## What the task asks
Below are some records. How many of their lines contain the string "صفحه"? Give the number only.
───── Working data
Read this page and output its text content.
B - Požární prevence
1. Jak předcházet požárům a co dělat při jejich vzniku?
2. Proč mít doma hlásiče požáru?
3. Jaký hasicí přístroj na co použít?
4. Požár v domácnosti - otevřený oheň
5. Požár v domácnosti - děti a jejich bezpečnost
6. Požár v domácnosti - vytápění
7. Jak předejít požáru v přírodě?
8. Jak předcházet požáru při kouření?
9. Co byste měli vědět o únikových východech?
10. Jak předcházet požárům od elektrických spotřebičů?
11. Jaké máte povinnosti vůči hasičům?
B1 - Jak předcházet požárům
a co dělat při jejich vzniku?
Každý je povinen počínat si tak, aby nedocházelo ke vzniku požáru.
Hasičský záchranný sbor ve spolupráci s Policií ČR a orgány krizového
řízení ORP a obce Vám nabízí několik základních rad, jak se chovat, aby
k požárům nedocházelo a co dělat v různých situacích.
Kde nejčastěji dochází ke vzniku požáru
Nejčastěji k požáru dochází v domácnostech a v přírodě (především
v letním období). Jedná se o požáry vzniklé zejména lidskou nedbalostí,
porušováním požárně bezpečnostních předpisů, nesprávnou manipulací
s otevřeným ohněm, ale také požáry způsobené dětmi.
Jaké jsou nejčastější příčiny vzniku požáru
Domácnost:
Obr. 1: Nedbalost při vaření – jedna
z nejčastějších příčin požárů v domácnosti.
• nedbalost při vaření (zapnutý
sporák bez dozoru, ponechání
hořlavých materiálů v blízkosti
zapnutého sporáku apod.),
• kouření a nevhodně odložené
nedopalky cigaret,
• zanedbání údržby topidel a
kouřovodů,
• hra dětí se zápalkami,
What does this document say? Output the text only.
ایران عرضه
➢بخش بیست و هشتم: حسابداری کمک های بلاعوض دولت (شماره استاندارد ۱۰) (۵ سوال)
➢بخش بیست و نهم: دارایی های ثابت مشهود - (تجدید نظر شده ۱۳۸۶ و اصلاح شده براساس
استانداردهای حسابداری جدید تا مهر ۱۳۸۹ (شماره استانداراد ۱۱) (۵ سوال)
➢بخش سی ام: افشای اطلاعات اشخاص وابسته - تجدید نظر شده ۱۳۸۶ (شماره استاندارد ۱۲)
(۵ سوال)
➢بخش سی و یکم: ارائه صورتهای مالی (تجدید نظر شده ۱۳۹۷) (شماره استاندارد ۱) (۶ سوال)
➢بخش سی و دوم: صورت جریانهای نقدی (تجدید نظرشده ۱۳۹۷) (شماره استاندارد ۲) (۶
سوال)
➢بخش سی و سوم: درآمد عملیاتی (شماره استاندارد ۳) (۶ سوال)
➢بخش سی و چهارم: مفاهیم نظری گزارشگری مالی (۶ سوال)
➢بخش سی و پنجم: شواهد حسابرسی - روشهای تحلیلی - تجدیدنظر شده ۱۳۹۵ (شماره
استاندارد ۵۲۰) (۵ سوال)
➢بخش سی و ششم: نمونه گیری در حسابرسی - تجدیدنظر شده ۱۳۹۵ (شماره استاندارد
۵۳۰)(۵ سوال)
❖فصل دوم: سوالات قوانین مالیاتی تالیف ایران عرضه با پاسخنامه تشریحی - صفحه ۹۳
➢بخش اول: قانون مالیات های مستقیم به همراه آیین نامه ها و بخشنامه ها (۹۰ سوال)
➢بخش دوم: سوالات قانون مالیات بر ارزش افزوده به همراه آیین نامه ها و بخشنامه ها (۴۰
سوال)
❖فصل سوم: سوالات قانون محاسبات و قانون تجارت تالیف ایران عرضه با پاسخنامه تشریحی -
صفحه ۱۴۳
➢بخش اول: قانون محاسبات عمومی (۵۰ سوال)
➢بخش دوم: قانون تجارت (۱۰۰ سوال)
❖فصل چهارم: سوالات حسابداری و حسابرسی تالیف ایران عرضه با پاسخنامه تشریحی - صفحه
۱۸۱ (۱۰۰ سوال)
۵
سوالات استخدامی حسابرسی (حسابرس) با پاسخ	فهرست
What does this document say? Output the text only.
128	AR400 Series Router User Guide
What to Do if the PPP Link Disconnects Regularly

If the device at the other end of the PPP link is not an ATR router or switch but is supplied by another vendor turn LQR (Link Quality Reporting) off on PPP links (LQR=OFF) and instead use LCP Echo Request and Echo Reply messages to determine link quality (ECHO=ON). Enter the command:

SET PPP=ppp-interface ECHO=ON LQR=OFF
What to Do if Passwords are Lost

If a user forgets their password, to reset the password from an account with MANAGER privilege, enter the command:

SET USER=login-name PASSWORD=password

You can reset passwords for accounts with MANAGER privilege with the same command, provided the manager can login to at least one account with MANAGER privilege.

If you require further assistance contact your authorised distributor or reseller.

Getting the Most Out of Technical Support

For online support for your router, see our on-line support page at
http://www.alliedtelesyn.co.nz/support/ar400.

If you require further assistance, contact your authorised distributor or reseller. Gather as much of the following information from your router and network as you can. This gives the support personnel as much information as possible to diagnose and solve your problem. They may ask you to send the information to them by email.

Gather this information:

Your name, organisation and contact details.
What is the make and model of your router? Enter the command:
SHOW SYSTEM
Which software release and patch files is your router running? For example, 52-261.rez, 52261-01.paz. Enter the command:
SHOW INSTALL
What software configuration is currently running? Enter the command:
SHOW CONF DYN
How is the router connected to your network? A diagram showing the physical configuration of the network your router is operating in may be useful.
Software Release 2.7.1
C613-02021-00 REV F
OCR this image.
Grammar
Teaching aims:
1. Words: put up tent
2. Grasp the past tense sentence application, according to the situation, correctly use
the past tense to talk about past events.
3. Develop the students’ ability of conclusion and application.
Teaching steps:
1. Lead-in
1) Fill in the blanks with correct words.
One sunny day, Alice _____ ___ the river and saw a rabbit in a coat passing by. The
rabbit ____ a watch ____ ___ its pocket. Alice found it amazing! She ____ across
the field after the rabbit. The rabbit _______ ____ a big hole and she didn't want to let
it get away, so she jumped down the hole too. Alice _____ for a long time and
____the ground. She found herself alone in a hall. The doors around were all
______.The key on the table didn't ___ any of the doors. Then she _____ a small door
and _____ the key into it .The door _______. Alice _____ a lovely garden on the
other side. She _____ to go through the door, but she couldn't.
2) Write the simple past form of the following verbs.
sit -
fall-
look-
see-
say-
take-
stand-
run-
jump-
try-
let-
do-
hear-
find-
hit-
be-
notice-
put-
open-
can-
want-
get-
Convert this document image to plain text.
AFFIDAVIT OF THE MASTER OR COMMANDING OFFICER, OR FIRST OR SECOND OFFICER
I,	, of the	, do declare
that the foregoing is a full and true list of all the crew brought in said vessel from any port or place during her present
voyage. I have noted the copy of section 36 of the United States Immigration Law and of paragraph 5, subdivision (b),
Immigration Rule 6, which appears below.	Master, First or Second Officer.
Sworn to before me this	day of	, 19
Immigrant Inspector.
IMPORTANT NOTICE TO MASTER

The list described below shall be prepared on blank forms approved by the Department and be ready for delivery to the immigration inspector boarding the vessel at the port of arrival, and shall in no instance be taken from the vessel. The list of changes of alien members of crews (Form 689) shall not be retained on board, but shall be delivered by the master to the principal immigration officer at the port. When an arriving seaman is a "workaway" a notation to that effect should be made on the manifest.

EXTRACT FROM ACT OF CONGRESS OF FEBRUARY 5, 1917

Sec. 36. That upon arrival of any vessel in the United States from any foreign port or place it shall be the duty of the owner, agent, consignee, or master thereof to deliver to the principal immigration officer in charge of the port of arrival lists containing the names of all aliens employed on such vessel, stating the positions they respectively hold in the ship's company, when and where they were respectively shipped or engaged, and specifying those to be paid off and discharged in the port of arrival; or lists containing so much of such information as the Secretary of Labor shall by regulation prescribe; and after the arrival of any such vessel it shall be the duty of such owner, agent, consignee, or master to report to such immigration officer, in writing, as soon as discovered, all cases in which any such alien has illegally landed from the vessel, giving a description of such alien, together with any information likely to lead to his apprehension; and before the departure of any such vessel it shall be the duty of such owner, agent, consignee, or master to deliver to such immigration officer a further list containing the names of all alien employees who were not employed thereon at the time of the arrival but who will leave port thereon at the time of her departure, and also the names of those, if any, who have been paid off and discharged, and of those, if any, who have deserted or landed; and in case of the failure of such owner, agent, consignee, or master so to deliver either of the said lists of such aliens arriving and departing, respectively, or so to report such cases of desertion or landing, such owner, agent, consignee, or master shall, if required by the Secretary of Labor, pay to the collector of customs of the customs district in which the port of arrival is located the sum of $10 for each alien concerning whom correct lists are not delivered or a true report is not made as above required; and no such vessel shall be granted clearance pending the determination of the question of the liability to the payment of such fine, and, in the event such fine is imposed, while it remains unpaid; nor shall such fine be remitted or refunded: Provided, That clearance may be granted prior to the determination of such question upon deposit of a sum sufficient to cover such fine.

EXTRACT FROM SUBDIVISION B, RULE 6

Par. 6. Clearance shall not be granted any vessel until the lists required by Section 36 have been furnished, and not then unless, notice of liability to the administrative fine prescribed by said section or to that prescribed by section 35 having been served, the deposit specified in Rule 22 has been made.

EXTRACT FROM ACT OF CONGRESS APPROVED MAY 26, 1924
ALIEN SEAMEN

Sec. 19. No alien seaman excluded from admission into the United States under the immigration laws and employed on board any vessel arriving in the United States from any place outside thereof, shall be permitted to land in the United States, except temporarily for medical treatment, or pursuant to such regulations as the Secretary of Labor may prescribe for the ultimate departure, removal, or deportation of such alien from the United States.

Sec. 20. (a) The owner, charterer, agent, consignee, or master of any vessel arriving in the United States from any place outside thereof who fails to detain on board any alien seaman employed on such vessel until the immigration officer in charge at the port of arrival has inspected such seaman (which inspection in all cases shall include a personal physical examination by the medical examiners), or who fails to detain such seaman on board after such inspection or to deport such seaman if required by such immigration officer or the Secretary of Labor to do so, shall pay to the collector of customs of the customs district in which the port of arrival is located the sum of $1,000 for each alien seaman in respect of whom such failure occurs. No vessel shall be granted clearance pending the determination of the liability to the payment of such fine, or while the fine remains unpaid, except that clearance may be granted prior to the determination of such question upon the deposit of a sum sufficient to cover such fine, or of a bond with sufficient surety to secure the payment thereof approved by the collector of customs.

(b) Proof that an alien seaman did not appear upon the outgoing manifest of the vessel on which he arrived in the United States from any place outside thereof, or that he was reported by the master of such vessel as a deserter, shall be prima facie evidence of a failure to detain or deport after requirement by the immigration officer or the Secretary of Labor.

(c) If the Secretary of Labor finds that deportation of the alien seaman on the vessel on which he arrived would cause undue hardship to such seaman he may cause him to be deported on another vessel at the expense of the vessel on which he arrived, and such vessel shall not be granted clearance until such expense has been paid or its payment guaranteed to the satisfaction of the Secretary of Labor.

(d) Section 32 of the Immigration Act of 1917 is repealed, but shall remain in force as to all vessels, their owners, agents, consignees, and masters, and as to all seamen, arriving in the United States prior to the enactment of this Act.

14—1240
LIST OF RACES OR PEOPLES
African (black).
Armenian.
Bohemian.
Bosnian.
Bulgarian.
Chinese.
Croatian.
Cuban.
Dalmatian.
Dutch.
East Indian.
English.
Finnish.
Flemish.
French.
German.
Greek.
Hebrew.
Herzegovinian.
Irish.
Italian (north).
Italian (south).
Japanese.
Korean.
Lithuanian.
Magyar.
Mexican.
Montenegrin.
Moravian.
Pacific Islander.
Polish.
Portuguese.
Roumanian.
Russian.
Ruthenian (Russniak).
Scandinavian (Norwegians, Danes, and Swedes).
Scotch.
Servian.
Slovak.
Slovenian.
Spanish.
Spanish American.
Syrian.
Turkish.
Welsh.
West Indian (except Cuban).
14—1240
──────────
## Solution
3